* SUPPLIED DATA
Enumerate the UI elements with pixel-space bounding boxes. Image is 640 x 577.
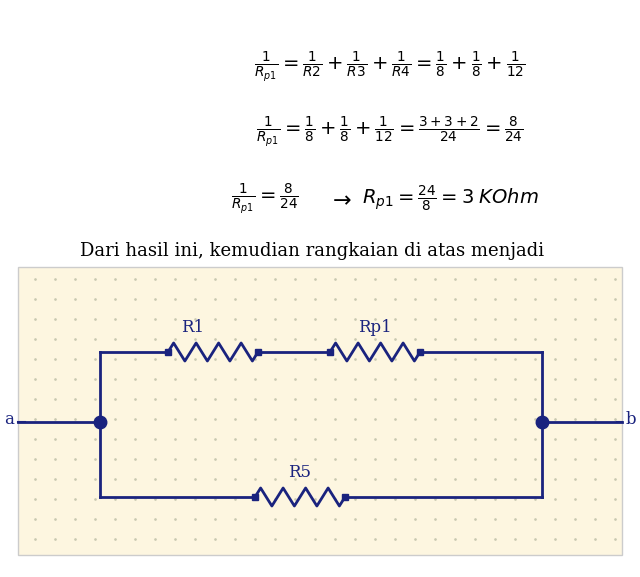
- Text: Rp1: Rp1: [358, 319, 392, 336]
- Text: Dari hasil ini, kemudian rangkaian di atas menjadi: Dari hasil ini, kemudian rangkaian di at…: [80, 242, 544, 260]
- Text: b: b: [626, 411, 637, 429]
- FancyBboxPatch shape: [18, 267, 622, 555]
- Text: a: a: [4, 411, 14, 429]
- Text: $\frac{1}{R_{p1}} = \frac{1}{R2} + \frac{1}{R3} + \frac{1}{R4} = \frac{1}{8} + \: $\frac{1}{R_{p1}} = \frac{1}{R2} + \frac…: [254, 50, 525, 84]
- Text: $R_{p1} = \frac{24}{8} = 3\; KOhm$: $R_{p1} = \frac{24}{8} = 3\; KOhm$: [362, 184, 538, 214]
- Text: $\rightarrow$: $\rightarrow$: [328, 188, 352, 210]
- Text: $\frac{1}{R_{p1}} = \frac{8}{24}$: $\frac{1}{R_{p1}} = \frac{8}{24}$: [231, 182, 299, 216]
- Text: $\frac{1}{R_{p1}} = \frac{1}{8} + \frac{1}{8} + \frac{1}{12} = \frac{3+3+2}{24} : $\frac{1}{R_{p1}} = \frac{1}{8} + \frac{…: [256, 115, 524, 149]
- Text: R5: R5: [289, 464, 312, 481]
- Text: R1: R1: [181, 319, 205, 336]
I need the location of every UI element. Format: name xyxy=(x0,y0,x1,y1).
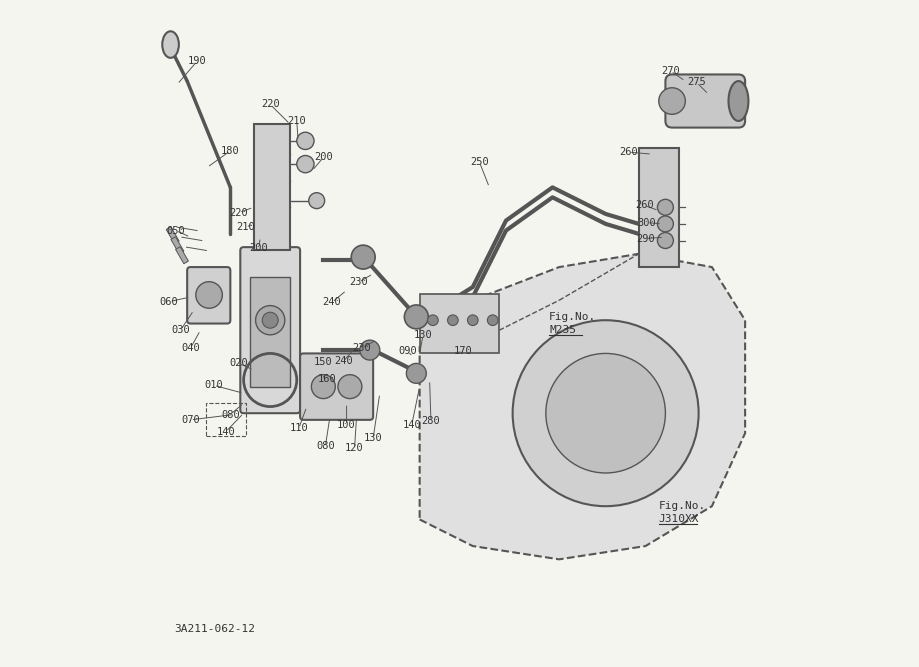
Circle shape xyxy=(196,281,222,308)
Bar xyxy=(171,237,184,253)
Circle shape xyxy=(657,233,674,249)
Text: 010: 010 xyxy=(204,380,223,390)
Circle shape xyxy=(448,315,459,325)
Text: 110: 110 xyxy=(289,424,308,434)
Circle shape xyxy=(351,245,375,269)
Text: 280: 280 xyxy=(422,416,440,426)
Text: 140: 140 xyxy=(403,420,421,430)
Circle shape xyxy=(468,315,478,325)
Text: 130: 130 xyxy=(414,330,432,340)
Text: Fig.No.: Fig.No. xyxy=(659,501,706,511)
Circle shape xyxy=(406,364,426,384)
Text: 090: 090 xyxy=(398,346,417,356)
Text: 210: 210 xyxy=(288,116,306,126)
Text: 275: 275 xyxy=(687,77,706,87)
Text: Fig.No.: Fig.No. xyxy=(550,312,596,322)
Text: 200: 200 xyxy=(250,243,268,253)
Text: M235: M235 xyxy=(550,325,576,336)
Text: 140: 140 xyxy=(216,427,235,437)
Bar xyxy=(639,147,679,267)
Text: 060: 060 xyxy=(160,297,178,307)
Text: 240: 240 xyxy=(334,356,353,366)
Text: 160: 160 xyxy=(317,374,336,384)
Text: 220: 220 xyxy=(261,99,279,109)
Text: 220: 220 xyxy=(230,207,248,217)
Text: 230: 230 xyxy=(349,277,368,287)
Text: 080: 080 xyxy=(221,410,240,420)
Text: 120: 120 xyxy=(346,444,364,454)
Text: 180: 180 xyxy=(221,146,240,156)
Text: J310XX: J310XX xyxy=(659,514,699,524)
Bar xyxy=(176,247,188,263)
Circle shape xyxy=(513,320,698,506)
Text: 080: 080 xyxy=(316,442,335,452)
Text: 250: 250 xyxy=(470,157,489,167)
Bar xyxy=(420,293,499,354)
Circle shape xyxy=(297,132,314,149)
Text: 070: 070 xyxy=(181,415,199,425)
Bar xyxy=(250,277,290,387)
Text: 270: 270 xyxy=(662,66,680,76)
FancyBboxPatch shape xyxy=(665,75,745,127)
Circle shape xyxy=(657,199,674,215)
Ellipse shape xyxy=(729,81,748,121)
FancyBboxPatch shape xyxy=(301,354,373,420)
Circle shape xyxy=(427,315,438,325)
Polygon shape xyxy=(420,253,745,560)
Text: 3A211-062-12: 3A211-062-12 xyxy=(174,624,255,634)
Text: 200: 200 xyxy=(314,153,333,163)
Circle shape xyxy=(404,305,428,329)
FancyBboxPatch shape xyxy=(187,267,231,323)
Circle shape xyxy=(360,340,380,360)
Text: 300: 300 xyxy=(638,217,656,227)
Circle shape xyxy=(255,305,285,335)
FancyBboxPatch shape xyxy=(240,247,301,414)
Text: 260: 260 xyxy=(619,147,639,157)
Text: 100: 100 xyxy=(337,420,356,430)
Text: 260: 260 xyxy=(635,200,653,210)
Text: 230: 230 xyxy=(352,343,370,353)
Text: 210: 210 xyxy=(236,222,255,232)
Text: 030: 030 xyxy=(171,325,190,336)
Text: 290: 290 xyxy=(636,233,655,243)
Bar xyxy=(254,124,290,251)
Bar xyxy=(206,404,245,436)
Circle shape xyxy=(309,193,324,209)
Text: 130: 130 xyxy=(364,434,382,444)
Circle shape xyxy=(487,315,498,325)
Text: 170: 170 xyxy=(453,346,472,356)
Circle shape xyxy=(312,375,335,399)
Bar xyxy=(166,227,179,244)
Circle shape xyxy=(338,375,362,399)
Text: 050: 050 xyxy=(166,225,186,235)
Circle shape xyxy=(297,155,314,173)
Text: 190: 190 xyxy=(187,56,207,66)
Text: 020: 020 xyxy=(230,358,248,368)
Circle shape xyxy=(546,354,665,473)
Circle shape xyxy=(657,216,674,232)
Text: 150: 150 xyxy=(314,357,333,367)
Text: 040: 040 xyxy=(181,343,199,353)
Text: 240: 240 xyxy=(323,297,341,307)
Circle shape xyxy=(262,312,278,328)
Circle shape xyxy=(659,88,686,114)
Ellipse shape xyxy=(163,31,179,58)
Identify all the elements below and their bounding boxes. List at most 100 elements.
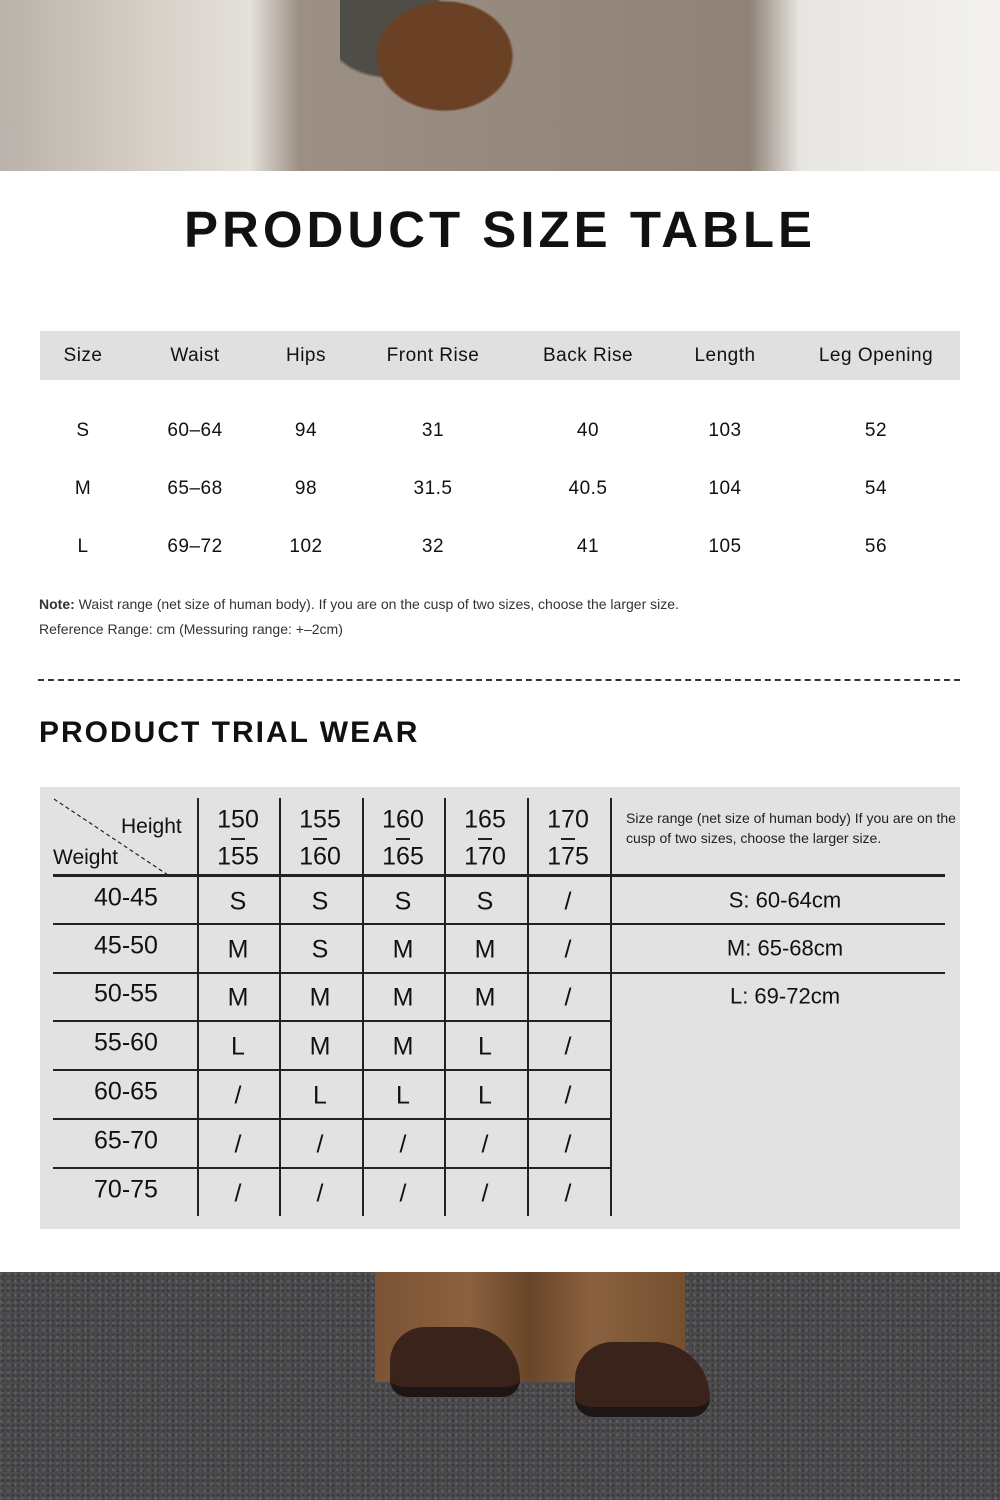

* WORK TO DO
Reproduce every item above word for word, omitting the pictures.

* CORRECT RESPONSE
Enumerate the UI elements with pixel-space bounding boxes. Image is 640 x 577.
- Text: Rp1: Rp1: [358, 319, 392, 336]
- Text: Dari hasil ini, kemudian rangkaian di atas menjadi: Dari hasil ini, kemudian rangkaian di at…: [80, 242, 544, 260]
- Text: b: b: [626, 411, 637, 429]
- FancyBboxPatch shape: [18, 267, 622, 555]
- Text: a: a: [4, 411, 14, 429]
- Text: $\frac{1}{R_{p1}} = \frac{1}{R2} + \frac{1}{R3} + \frac{1}{R4} = \frac{1}{8} + \: $\frac{1}{R_{p1}} = \frac{1}{R2} + \frac…: [254, 50, 525, 84]
- Text: $R_{p1} = \frac{24}{8} = 3\; KOhm$: $R_{p1} = \frac{24}{8} = 3\; KOhm$: [362, 184, 538, 214]
- Text: $\rightarrow$: $\rightarrow$: [328, 188, 352, 210]
- Text: $\frac{1}{R_{p1}} = \frac{8}{24}$: $\frac{1}{R_{p1}} = \frac{8}{24}$: [231, 182, 299, 216]
- Text: $\frac{1}{R_{p1}} = \frac{1}{8} + \frac{1}{8} + \frac{1}{12} = \frac{3+3+2}{24} : $\frac{1}{R_{p1}} = \frac{1}{8} + \frac{…: [256, 115, 524, 149]
- Text: R5: R5: [289, 464, 312, 481]
- Text: R1: R1: [181, 319, 205, 336]
I need the location of every UI element. Format: name xyxy=(x0,y0,x1,y1).
Circle shape xyxy=(196,281,222,308)
Bar xyxy=(171,237,184,253)
Circle shape xyxy=(657,233,674,249)
Text: 010: 010 xyxy=(204,380,223,390)
Circle shape xyxy=(448,315,459,325)
Text: 110: 110 xyxy=(289,424,308,434)
Circle shape xyxy=(351,245,375,269)
Text: 280: 280 xyxy=(422,416,440,426)
Text: 140: 140 xyxy=(403,420,421,430)
Circle shape xyxy=(468,315,478,325)
Text: 130: 130 xyxy=(414,330,432,340)
Text: Fig.No.: Fig.No. xyxy=(659,501,706,511)
Circle shape xyxy=(406,364,426,384)
Text: 090: 090 xyxy=(398,346,417,356)
Text: 210: 210 xyxy=(288,116,306,126)
Text: 275: 275 xyxy=(687,77,706,87)
Text: Fig.No.: Fig.No. xyxy=(550,312,596,322)
Text: 200: 200 xyxy=(250,243,268,253)
Text: M235: M235 xyxy=(550,325,576,336)
Text: 140: 140 xyxy=(216,427,235,437)
Bar xyxy=(639,147,679,267)
Text: 060: 060 xyxy=(160,297,178,307)
Text: 240: 240 xyxy=(334,356,353,366)
Text: 160: 160 xyxy=(317,374,336,384)
Text: 220: 220 xyxy=(261,99,279,109)
Text: 220: 220 xyxy=(230,207,248,217)
Text: 230: 230 xyxy=(349,277,368,287)
Text: 080: 080 xyxy=(221,410,240,420)
Text: 120: 120 xyxy=(346,444,364,454)
Text: 180: 180 xyxy=(221,146,240,156)
Text: J310XX: J310XX xyxy=(659,514,699,524)
Bar xyxy=(176,247,188,263)
Circle shape xyxy=(513,320,698,506)
Text: 080: 080 xyxy=(316,442,335,452)
Text: 250: 250 xyxy=(470,157,489,167)
Bar xyxy=(420,293,499,354)
Circle shape xyxy=(297,132,314,149)
Text: 070: 070 xyxy=(181,415,199,425)
Bar xyxy=(250,277,290,387)
Text: 270: 270 xyxy=(662,66,680,76)
FancyBboxPatch shape xyxy=(665,75,745,127)
Circle shape xyxy=(657,199,674,215)
Ellipse shape xyxy=(729,81,748,121)
FancyBboxPatch shape xyxy=(301,354,373,420)
Circle shape xyxy=(427,315,438,325)
Polygon shape xyxy=(420,253,745,560)
Text: 3A211-062-12: 3A211-062-12 xyxy=(174,624,255,634)
Text: 200: 200 xyxy=(314,153,333,163)
Circle shape xyxy=(404,305,428,329)
FancyBboxPatch shape xyxy=(187,267,231,323)
Circle shape xyxy=(360,340,380,360)
Text: 300: 300 xyxy=(638,217,656,227)
Circle shape xyxy=(255,305,285,335)
FancyBboxPatch shape xyxy=(240,247,301,414)
Text: 260: 260 xyxy=(619,147,639,157)
Text: 100: 100 xyxy=(337,420,356,430)
Text: 260: 260 xyxy=(635,200,653,210)
Text: 230: 230 xyxy=(352,343,370,353)
Text: 210: 210 xyxy=(236,222,255,232)
Text: 030: 030 xyxy=(171,325,190,336)
Text: 290: 290 xyxy=(636,233,655,243)
Bar xyxy=(254,124,290,251)
Bar xyxy=(206,404,245,436)
Circle shape xyxy=(309,193,324,209)
Text: 130: 130 xyxy=(364,434,382,444)
Circle shape xyxy=(487,315,498,325)
Text: 170: 170 xyxy=(453,346,472,356)
Circle shape xyxy=(312,375,335,399)
Bar xyxy=(166,227,179,244)
Circle shape xyxy=(338,375,362,399)
Text: 050: 050 xyxy=(166,225,186,235)
Circle shape xyxy=(297,155,314,173)
Text: 190: 190 xyxy=(187,56,207,66)
Text: 020: 020 xyxy=(230,358,248,368)
Circle shape xyxy=(546,354,665,473)
Circle shape xyxy=(657,216,674,232)
Text: 150: 150 xyxy=(314,357,333,367)
Text: 040: 040 xyxy=(181,343,199,353)
Text: 240: 240 xyxy=(323,297,341,307)
Circle shape xyxy=(262,312,278,328)
Circle shape xyxy=(659,88,686,114)
Ellipse shape xyxy=(163,31,179,58)
Identify all the elements below and their bounding boxes. List at most 100 elements.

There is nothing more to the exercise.